Fragmento de página ::
—————

# Cumpleaños Feliz, Víctor



## Namarne

*¡¡¡ FELICIDADES, VÍCTOR !!!* ​ 
Como dijo un gran forero, creo que el _thanks but no thanks_ no contempla los cumpleaños.  
Gracias a ello podemos desearte un *FELIZ CUMPLEAÑOS*. 
Que pases un buen día, 
Jordi


----------



## Antpax

Muchas Felicidades Víctor, ya que no podemos felicitarte por tu sabiduría, tendremos que hacerlo por tu existencia, que ya es bastante.

Saludos.

Ant


----------



## lamartus

*¡Felicidades Víctor!*


Y que cumplas muuuuuuuchos más...


Por aquí algo para celebrar.


Mil besos.​


----------



## chics

Pues yo aprovecho la excusa para felicitarte por tu sabiduría. 
En general, sin contar aportaciones, y un genial sentido del humor.
Aunque lo más importante es...

*¡ ¡ ¡ Feliz cumpleaños ! ! !*​ 
Aquí algo para acompañar a lo de Marta, para celebrarlo todos juntos.


----------



## anthodocheio

*¡Cumpleaños Feliz, Víctor!*​ 
¡Somos muchos que celebramos hoy cumples!


(¿Hay alguna razón por el color rojo? Espero que le guste a Víctor..)

—————

Material proporcionado ::
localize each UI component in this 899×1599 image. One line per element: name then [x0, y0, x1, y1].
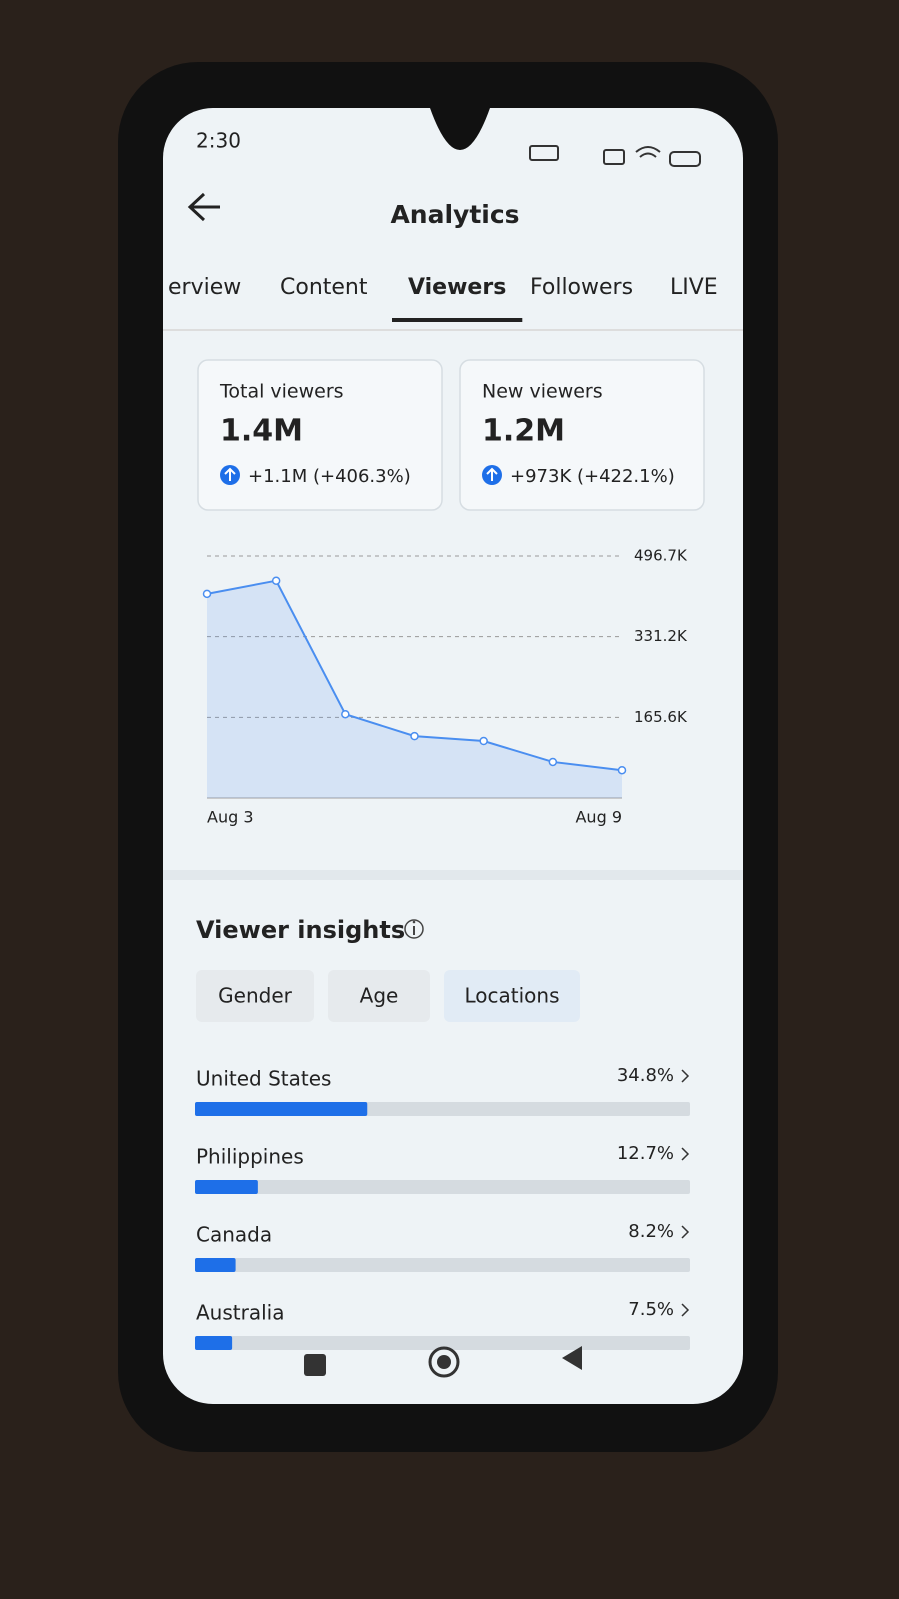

—————

Instrucciones ::
- a) Responde a estas preguntas sobre el hilo del cumpleaños de Víctor:
(i) ¿Con qué nombre firma su mensaje el usuario Namarne?
(ii) ¿Con qué frase termina el mensaje de lamartus?
(iii) ¿Qué usuario pregunta si hay alguna razón por el color rojo?
- b) Continúa el hilo del cumpleaños de Víctor a partir de su último mensaje.

Respuestas ::
- a)
(i) Jordi
(ii) «Mil besos.»
(iii) anthodocheio

- b)
Nos vemos


----------



## chics

¡Felicidades por tus 24 a ti también, *anthodocheio*!  (que no me vea Víc...)


----------



## Soledad Medina

Me complace desearle un Feliz Cumpleaños a un forero tan inteligente, tan culto y agradable como nuestro querido Víctor.  Ojalá que lo disfrute con mucha alegría y sorpresas muy agradables.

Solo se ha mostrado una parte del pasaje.